Task directions
How many lines in the listing below include the word "protocol"? Reply with the count alone.

Provided data
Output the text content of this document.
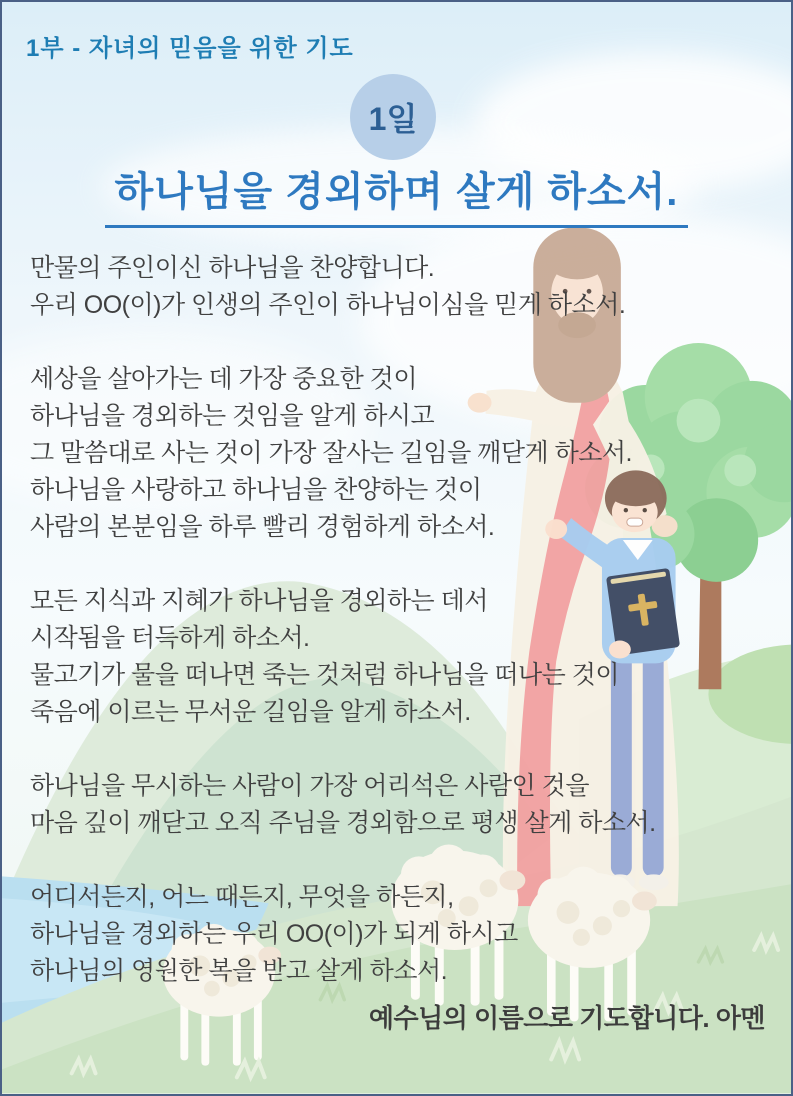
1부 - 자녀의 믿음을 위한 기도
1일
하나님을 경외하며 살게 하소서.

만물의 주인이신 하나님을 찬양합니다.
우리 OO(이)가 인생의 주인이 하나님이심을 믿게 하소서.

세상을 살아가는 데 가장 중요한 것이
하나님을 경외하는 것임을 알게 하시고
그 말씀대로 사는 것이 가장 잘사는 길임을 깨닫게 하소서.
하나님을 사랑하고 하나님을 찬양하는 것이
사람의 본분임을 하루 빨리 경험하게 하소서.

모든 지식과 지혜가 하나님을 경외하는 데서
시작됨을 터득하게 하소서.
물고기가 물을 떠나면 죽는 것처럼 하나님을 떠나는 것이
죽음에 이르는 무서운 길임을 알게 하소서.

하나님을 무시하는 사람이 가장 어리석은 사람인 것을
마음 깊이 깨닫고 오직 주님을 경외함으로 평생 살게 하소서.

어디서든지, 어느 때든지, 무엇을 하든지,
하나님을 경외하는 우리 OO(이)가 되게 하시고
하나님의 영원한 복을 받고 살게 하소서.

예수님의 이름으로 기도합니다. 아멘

* * *

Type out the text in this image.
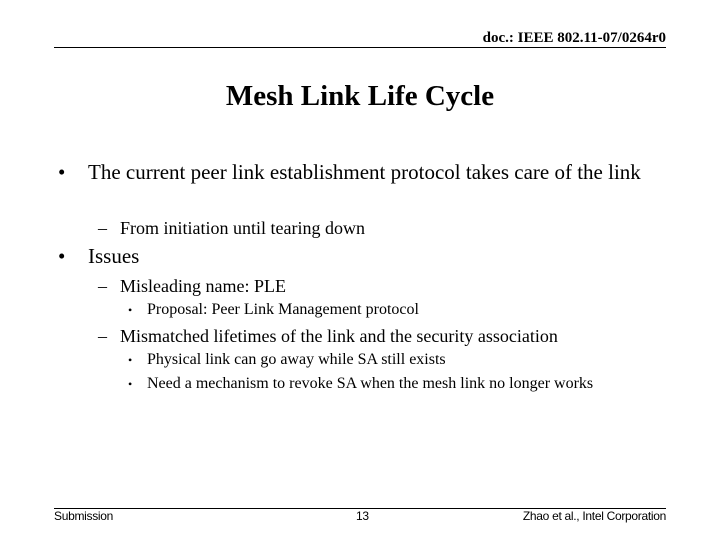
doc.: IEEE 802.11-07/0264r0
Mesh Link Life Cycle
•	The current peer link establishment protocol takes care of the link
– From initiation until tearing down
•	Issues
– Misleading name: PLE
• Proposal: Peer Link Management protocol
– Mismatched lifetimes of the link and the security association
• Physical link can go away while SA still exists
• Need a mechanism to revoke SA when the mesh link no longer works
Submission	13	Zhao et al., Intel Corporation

Reply
2